▶ _Aim of the exercise_: Your task is to transcribe the records exactly, skipping every image.

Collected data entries
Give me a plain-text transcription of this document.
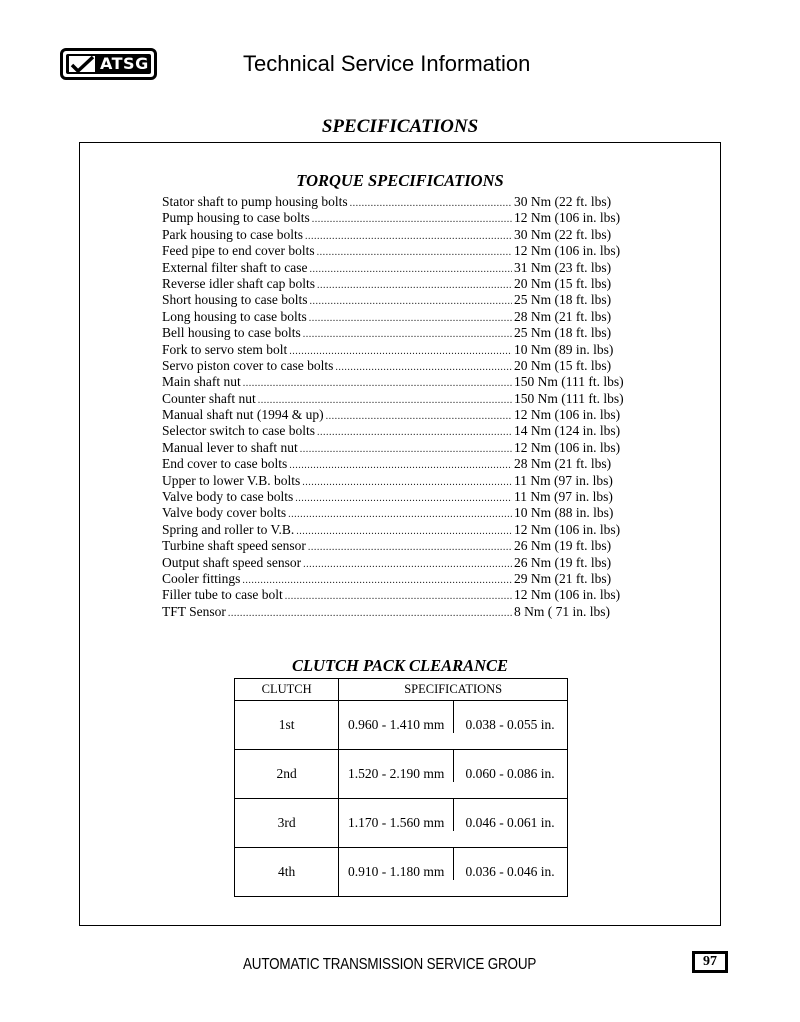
ATSG	Technical Service Information
SPECIFICATIONS
TORQUE SPECIFICATIONS
Stator shaft to pump housing bolts .....	30 Nm (22 ft. lbs)
Pump housing to case bolts .....	12 Nm (106 in. lbs)
Park housing to case bolts .....	30 Nm (22 ft. lbs)
Feed pipe to end cover bolts .....	12 Nm (106 in. lbs)
External filter shaft to case .....	31 Nm (23 ft. lbs)
Reverse idler shaft cap bolts .....	20 Nm (15 ft. lbs)
Short housing to case bolts .....	25 Nm (18 ft. lbs)
Long housing to case bolts .....	28 Nm (21 ft. lbs)
Bell housing to case bolts .....	25 Nm (18 ft. lbs)
Fork to servo stem bolt .....	10 Nm (89 in. lbs)
Servo piston cover to case bolts .....	20 Nm (15 ft. lbs)
Main shaft nut .....	150 Nm (111 ft. lbs)
Counter shaft nut .....	150 Nm (111 ft. lbs)
Manual shaft nut (1994 & up) .....	12 Nm (106 in. lbs)
Selector switch to case bolts .....	14 Nm (124 in. lbs)
Manual lever to shaft nut .....	12 Nm (106 in. lbs)
End cover to case bolts .....	28 Nm (21 ft. lbs)
Upper to lower V.B. bolts .....	11 Nm (97 in. lbs)
Valve body to case bolts .....	11 Nm (97 in. lbs)
Valve body cover bolts .....	10 Nm (88 in. lbs)
Spring and roller to V.B. .....	12 Nm (106 in. lbs)
Turbine shaft speed sensor .....	26 Nm (19 ft. lbs)
Output shaft speed sensor .....	26 Nm (19 ft. lbs)
Cooler fittings .....	29 Nm (21 ft. lbs)
Filler tube to case bolt .....	12 Nm (106 in. lbs)
TFT Sensor .....	8 Nm ( 71 in. lbs)
CLUTCH PACK CLEARANCE
CLUTCH	SPECIFICATIONS	
1st	0.960 - 1.410 mm	0.038 - 0.055 in.
2nd	1.520 - 2.190 mm	0.060 - 0.086 in.
3rd	1.170 - 1.560 mm	0.046 - 0.061 in.
4th	0.910 - 1.180 mm	0.036 - 0.046 in.
AUTOMATIC TRANSMISSION SERVICE GROUP	97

▶ _Exercise result_:
Give me a plain-text transcription of this document.
ATSG	Technical Service Information
SPECIFICATIONS
TORQUE SPECIFICATIONS
Stator shaft to pump housing bolts .....	30 Nm (22 ft. lbs)
Pump housing to case bolts .....	12 Nm (106 in. lbs)
Park housing to case bolts .....	30 Nm (22 ft. lbs)
Feed pipe to end cover bolts .....	12 Nm (106 in. lbs)
External filter shaft to case .....	31 Nm (23 ft. lbs)
Reverse idler shaft cap bolts .....	20 Nm (15 ft. lbs)
Short housing to case bolts .....	25 Nm (18 ft. lbs)
Long housing to case bolts .....	28 Nm (21 ft. lbs)
Bell housing to case bolts .....	25 Nm (18 ft. lbs)
Fork to servo stem bolt .....	10 Nm (89 in. lbs)
Servo piston cover to case bolts .....	20 Nm (15 ft. lbs)
Main shaft nut .....	150 Nm (111 ft. lbs)
Counter shaft nut .....	150 Nm (111 ft. lbs)
Manual shaft nut (1994 & up) .....	12 Nm (106 in. lbs)
Selector switch to case bolts .....	14 Nm (124 in. lbs)
Manual lever to shaft nut .....	12 Nm (106 in. lbs)
End cover to case bolts .....	28 Nm (21 ft. lbs)
Upper to lower V.B. bolts .....	11 Nm (97 in. lbs)
Valve body to case bolts .....	11 Nm (97 in. lbs)
Valve body cover bolts .....	10 Nm (88 in. lbs)
Spring and roller to V.B. .....	12 Nm (106 in. lbs)
Turbine shaft speed sensor .....	26 Nm (19 ft. lbs)
Output shaft speed sensor .....	26 Nm (19 ft. lbs)
Cooler fittings .....	29 Nm (21 ft. lbs)
Filler tube to case bolt .....	12 Nm (106 in. lbs)
TFT Sensor .....	8 Nm ( 71 in. lbs)
CLUTCH PACK CLEARANCE
CLUTCH	SPECIFICATIONS	
1st	0.960 - 1.410 mm	0.038 - 0.055 in.
2nd	1.520 - 2.190 mm	0.060 - 0.086 in.
3rd	1.170 - 1.560 mm	0.046 - 0.061 in.
4th	0.910 - 1.180 mm	0.036 - 0.046 in.
AUTOMATIC TRANSMISSION SERVICE GROUP	97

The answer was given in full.